──────── EXERCISE DATA
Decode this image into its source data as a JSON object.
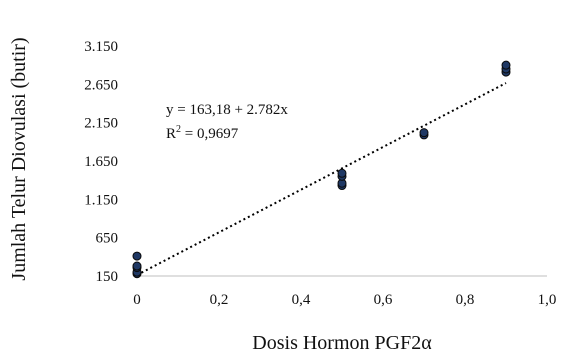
{
  "chart_data": {
    "type": "scatter",
    "xlabel": "Dosis Hormon PGF2α",
    "ylabel": "Jumlah Telur Diovulasi (butir)",
    "xlim": [
      0,
      1.0
    ],
    "ylim": [
      150,
      3150
    ],
    "x_ticks": [
      "0",
      "0,2",
      "0,4",
      "0,6",
      "0,8",
      "1,0"
    ],
    "x_tick_values": [
      0,
      0.2,
      0.4,
      0.6,
      0.8,
      1.0
    ],
    "y_ticks": [
      "150",
      "650",
      "1.150",
      "1.650",
      "2.150",
      "2.650",
      "3.150"
    ],
    "y_tick_values": [
      150,
      650,
      1150,
      1650,
      2150,
      2650,
      3150
    ],
    "grid": false,
    "marker_color": "#1f3864",
    "trendline_color": "#000000",
    "points": [
      {
        "x": 0,
        "y": 180
      },
      {
        "x": 0,
        "y": 200
      },
      {
        "x": 0,
        "y": 260
      },
      {
        "x": 0,
        "y": 280
      },
      {
        "x": 0,
        "y": 410
      },
      {
        "x": 0.5,
        "y": 1330
      },
      {
        "x": 0.5,
        "y": 1360
      },
      {
        "x": 0.5,
        "y": 1450
      },
      {
        "x": 0.5,
        "y": 1490
      },
      {
        "x": 0.7,
        "y": 1990
      },
      {
        "x": 0.7,
        "y": 2020
      },
      {
        "x": 0.9,
        "y": 2810
      },
      {
        "x": 0.9,
        "y": 2850
      },
      {
        "x": 0.9,
        "y": 2900
      }
    ],
    "trendline": {
      "type": "linear",
      "intercept": 163.18,
      "slope": 2782,
      "x_range": [
        0,
        0.9
      ],
      "equation_label": "y = 163,18 + 2.782x",
      "r2_prefix": "R",
      "r2_sup": "2",
      "r2_suffix": " = 0,9697"
    }
  }
}
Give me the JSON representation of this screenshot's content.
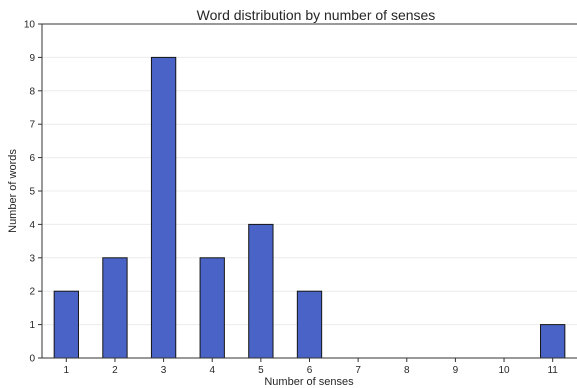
{
  "chart_data": {
    "type": "bar",
    "title": "Word distribution by number of senses",
    "xlabel": "Number of senses",
    "ylabel": "Number of words",
    "categories": [
      1,
      2,
      3,
      4,
      5,
      6,
      11
    ],
    "values": [
      2,
      3,
      9,
      3,
      4,
      2,
      1
    ],
    "xticks": [
      1,
      2,
      3,
      4,
      5,
      6,
      7,
      8,
      9,
      10,
      11
    ],
    "yticks": [
      0,
      1,
      2,
      3,
      4,
      5,
      6,
      7,
      8,
      9,
      10
    ],
    "xlim": [
      0.5,
      11.5
    ],
    "ylim": [
      0,
      10
    ],
    "grid": "horizontal",
    "colors": {
      "bar_fill": "#4a63c7",
      "bar_edge": "#151515",
      "grid": "#ececec",
      "axis": "#333333",
      "text": "#262626"
    }
  }
}
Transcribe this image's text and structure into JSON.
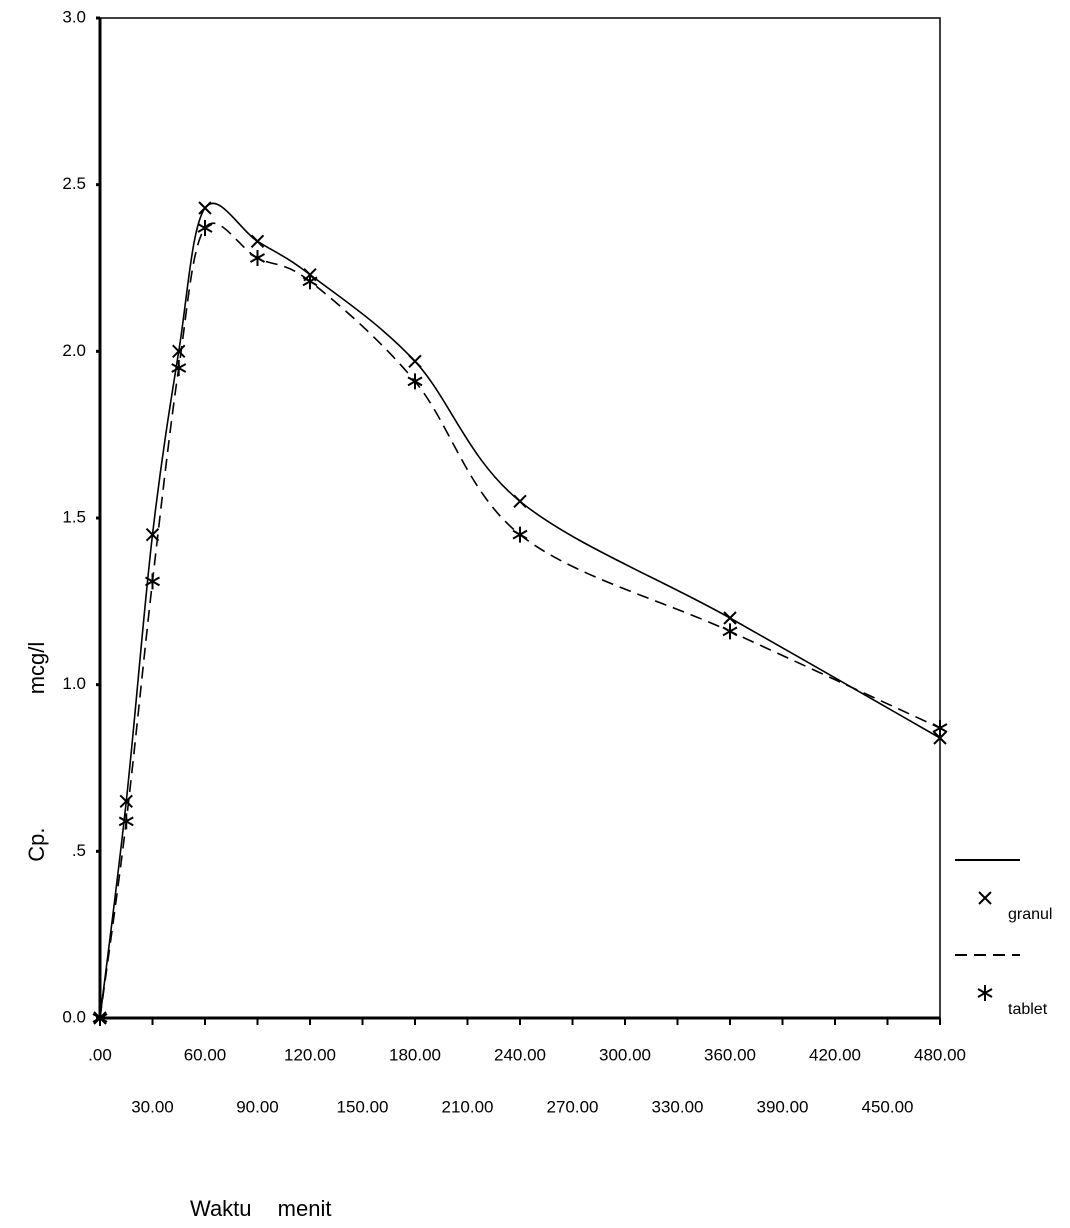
────────────────
→ TASK GOAL:
Omit the pictures and write out exactly the lines from the one containing "Give me the" through the last line of the material.

→ EXERCISE RESULT:
Give me the JSON representation of this screenshot's content.
{
  "chart_data": {
    "type": "bar",
    "title": "Word distribution by number of senses",
    "xlabel": "Number of senses",
    "ylabel": "Number of words",
    "categories": [
      1,
      2,
      3,
      4,
      5,
      6,
      11
    ],
    "values": [
      2,
      3,
      9,
      3,
      4,
      2,
      1
    ],
    "xticks": [
      1,
      2,
      3,
      4,
      5,
      6,
      7,
      8,
      9,
      10,
      11
    ],
    "yticks": [
      0,
      1,
      2,
      3,
      4,
      5,
      6,
      7,
      8,
      9,
      10
    ],
    "xlim": [
      0.5,
      11.5
    ],
    "ylim": [
      0,
      10
    ],
    "grid": "horizontal",
    "colors": {
      "bar_fill": "#4a63c7",
      "bar_edge": "#151515",
      "grid": "#ececec",
      "axis": "#333333",
      "text": "#262626"
    }
  }
}
Transcribe this image's text and structure into JSON.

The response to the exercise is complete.